# Stored data
——————————

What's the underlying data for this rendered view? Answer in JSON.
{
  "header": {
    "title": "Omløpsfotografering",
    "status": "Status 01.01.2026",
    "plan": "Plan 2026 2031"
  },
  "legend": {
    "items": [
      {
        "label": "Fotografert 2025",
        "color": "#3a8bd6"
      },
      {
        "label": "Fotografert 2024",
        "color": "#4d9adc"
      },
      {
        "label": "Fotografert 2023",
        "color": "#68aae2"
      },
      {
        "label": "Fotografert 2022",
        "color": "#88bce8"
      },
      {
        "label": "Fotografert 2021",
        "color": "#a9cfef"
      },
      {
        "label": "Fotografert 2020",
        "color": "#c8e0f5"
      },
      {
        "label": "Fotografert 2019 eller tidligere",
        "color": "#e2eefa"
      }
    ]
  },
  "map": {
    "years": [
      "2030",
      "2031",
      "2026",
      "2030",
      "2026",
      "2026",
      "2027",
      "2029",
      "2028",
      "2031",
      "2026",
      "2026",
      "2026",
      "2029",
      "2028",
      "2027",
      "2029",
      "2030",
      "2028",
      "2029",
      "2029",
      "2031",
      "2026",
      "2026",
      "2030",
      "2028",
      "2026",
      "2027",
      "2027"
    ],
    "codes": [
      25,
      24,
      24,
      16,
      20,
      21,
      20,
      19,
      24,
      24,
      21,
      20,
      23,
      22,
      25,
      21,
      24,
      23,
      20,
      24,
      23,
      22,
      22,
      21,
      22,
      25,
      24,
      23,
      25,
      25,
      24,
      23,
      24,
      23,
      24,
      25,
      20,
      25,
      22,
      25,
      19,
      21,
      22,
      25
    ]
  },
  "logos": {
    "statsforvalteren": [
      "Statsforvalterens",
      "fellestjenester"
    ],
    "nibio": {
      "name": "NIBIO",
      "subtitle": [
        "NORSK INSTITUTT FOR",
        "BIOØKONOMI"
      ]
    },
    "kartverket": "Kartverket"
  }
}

——————————

# What is required
Determine the number of lines in the data that contain "Fotografert" as a word or string, and state only that number.

# Solution for this problem
7